#### BRIEF
Find every line with the word "ŁEBA". Copy those lines.

Figure dataset records:
>> start
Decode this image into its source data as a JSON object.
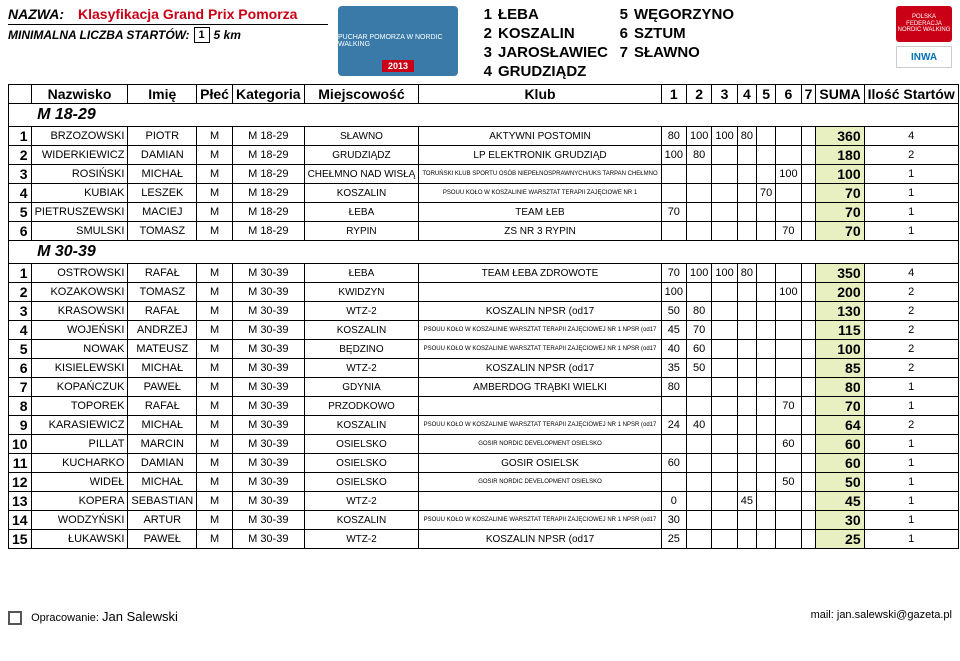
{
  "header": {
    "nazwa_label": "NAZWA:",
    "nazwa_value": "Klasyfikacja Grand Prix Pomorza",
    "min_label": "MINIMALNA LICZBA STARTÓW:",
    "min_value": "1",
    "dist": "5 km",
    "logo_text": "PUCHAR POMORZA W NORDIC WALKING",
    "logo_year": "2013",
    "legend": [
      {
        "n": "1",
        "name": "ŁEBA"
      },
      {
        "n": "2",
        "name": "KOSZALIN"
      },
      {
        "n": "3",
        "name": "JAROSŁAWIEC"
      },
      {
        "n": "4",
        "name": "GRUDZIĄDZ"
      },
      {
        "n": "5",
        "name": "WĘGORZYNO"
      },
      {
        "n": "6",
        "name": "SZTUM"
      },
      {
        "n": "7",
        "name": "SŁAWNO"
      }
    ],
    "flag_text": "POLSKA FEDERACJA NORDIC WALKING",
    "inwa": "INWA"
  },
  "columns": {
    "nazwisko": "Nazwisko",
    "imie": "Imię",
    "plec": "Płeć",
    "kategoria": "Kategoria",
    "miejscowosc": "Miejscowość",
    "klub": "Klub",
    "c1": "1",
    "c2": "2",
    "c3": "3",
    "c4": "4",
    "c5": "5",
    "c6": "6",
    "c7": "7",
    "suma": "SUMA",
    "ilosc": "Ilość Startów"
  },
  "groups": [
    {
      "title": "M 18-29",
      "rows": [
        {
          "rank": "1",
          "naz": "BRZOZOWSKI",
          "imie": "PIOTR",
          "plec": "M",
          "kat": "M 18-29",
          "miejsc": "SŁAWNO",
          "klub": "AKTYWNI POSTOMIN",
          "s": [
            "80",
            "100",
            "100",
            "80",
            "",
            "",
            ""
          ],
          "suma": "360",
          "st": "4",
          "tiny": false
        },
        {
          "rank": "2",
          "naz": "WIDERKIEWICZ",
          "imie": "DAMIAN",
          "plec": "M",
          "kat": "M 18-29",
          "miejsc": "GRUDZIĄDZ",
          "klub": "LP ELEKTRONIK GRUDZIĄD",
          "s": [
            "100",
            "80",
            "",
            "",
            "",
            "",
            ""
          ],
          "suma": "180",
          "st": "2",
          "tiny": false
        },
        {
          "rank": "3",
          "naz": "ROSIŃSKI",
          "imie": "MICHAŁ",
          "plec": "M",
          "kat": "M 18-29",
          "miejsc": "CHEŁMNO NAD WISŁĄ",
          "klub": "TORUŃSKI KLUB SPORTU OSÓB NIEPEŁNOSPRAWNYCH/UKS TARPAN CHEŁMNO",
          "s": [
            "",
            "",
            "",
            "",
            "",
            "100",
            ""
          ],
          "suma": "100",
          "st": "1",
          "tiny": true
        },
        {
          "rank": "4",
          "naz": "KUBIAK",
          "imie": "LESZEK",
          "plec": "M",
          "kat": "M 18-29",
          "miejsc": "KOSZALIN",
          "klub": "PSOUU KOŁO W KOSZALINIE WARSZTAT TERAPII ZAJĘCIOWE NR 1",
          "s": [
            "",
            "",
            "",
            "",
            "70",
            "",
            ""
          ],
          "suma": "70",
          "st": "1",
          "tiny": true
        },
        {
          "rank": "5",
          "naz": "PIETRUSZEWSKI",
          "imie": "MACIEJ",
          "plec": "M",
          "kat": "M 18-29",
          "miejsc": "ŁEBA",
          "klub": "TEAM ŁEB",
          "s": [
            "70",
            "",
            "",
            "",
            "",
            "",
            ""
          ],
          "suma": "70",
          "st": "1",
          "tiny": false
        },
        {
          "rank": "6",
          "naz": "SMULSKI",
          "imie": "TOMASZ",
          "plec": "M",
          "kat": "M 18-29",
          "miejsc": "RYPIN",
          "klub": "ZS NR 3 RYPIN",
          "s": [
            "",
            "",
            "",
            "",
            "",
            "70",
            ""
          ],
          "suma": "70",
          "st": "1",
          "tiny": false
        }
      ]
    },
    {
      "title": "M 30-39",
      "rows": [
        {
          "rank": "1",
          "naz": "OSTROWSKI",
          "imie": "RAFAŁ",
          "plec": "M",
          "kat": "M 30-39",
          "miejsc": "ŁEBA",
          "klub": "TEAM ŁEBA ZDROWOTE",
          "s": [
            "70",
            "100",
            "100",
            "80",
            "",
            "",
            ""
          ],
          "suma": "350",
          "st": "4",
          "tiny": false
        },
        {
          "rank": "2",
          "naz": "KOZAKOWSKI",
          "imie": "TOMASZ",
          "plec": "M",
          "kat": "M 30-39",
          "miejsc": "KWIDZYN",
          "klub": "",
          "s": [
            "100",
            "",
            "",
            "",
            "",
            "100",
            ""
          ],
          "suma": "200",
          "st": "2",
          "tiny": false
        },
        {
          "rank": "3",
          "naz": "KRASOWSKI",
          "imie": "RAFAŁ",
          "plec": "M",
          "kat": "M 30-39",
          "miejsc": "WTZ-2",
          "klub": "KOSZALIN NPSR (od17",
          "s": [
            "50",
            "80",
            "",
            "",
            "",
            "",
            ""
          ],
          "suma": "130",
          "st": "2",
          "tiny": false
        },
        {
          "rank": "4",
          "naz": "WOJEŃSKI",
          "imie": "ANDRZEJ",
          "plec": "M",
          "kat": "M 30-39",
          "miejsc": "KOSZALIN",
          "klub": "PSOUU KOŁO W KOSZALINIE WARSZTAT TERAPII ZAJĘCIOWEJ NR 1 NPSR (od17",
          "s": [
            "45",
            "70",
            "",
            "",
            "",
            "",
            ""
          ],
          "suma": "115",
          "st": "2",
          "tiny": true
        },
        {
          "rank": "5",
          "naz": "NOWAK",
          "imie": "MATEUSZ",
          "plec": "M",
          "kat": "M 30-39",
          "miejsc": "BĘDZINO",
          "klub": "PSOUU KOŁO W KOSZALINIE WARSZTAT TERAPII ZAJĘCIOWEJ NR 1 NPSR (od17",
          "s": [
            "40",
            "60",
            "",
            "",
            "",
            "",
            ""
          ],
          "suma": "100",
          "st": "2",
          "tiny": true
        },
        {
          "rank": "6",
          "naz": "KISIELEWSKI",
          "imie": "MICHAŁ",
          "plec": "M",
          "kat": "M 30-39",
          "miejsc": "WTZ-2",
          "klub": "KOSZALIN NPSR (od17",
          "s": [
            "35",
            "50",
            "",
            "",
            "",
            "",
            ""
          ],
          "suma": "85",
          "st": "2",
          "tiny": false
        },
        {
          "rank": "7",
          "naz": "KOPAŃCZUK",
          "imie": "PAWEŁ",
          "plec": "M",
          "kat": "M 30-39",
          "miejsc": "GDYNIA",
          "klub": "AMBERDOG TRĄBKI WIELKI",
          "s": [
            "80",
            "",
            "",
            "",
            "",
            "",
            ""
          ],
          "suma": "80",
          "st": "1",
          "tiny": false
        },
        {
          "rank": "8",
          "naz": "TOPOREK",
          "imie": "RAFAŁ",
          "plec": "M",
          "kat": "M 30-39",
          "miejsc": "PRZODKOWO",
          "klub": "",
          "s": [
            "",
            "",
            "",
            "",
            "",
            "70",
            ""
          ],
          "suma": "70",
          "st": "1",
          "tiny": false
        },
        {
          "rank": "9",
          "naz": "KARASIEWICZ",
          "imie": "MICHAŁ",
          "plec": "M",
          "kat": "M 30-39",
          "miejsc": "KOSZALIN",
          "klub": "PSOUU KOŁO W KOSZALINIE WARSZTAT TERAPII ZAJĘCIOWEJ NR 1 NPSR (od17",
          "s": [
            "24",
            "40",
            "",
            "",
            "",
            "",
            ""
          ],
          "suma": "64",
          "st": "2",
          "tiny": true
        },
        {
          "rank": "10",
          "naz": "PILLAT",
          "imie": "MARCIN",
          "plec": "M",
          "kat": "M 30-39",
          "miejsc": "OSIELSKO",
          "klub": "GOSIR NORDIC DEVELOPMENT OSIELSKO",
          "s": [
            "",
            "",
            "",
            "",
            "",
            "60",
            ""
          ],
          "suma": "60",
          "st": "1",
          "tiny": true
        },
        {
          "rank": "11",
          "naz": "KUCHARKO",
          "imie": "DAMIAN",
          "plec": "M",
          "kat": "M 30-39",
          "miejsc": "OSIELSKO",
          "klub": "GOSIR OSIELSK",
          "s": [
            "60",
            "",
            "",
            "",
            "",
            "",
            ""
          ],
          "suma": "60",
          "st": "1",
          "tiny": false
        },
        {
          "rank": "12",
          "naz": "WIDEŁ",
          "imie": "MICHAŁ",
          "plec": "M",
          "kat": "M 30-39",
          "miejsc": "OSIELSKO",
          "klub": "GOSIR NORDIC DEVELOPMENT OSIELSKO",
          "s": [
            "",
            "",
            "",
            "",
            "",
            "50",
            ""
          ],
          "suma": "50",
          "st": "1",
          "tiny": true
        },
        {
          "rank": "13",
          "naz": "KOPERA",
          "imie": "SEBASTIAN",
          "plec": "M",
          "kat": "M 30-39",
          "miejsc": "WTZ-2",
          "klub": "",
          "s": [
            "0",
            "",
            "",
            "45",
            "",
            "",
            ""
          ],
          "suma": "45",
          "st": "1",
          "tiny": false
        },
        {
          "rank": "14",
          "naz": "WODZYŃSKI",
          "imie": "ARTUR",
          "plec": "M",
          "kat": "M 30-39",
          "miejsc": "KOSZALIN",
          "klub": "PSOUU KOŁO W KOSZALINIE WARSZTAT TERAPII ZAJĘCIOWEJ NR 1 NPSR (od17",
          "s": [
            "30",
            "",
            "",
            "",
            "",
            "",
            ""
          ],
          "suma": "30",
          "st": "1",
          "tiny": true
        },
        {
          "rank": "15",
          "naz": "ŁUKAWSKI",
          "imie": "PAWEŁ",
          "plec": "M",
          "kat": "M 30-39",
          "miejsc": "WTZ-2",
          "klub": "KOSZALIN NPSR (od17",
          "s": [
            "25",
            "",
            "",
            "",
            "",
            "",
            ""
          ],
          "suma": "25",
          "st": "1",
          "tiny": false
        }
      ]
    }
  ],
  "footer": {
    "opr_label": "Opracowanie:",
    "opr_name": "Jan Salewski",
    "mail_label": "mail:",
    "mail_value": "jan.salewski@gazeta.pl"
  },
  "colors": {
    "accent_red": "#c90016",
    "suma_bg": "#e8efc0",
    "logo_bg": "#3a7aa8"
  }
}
>> end
#### ANSWER TO THIS EXERCISE
        "name": "ŁEBA"
          "miejsc": "ŁEBA",
          "miejsc": "ŁEBA",
          "klub": "TEAM ŁEBA ZDROWOTE",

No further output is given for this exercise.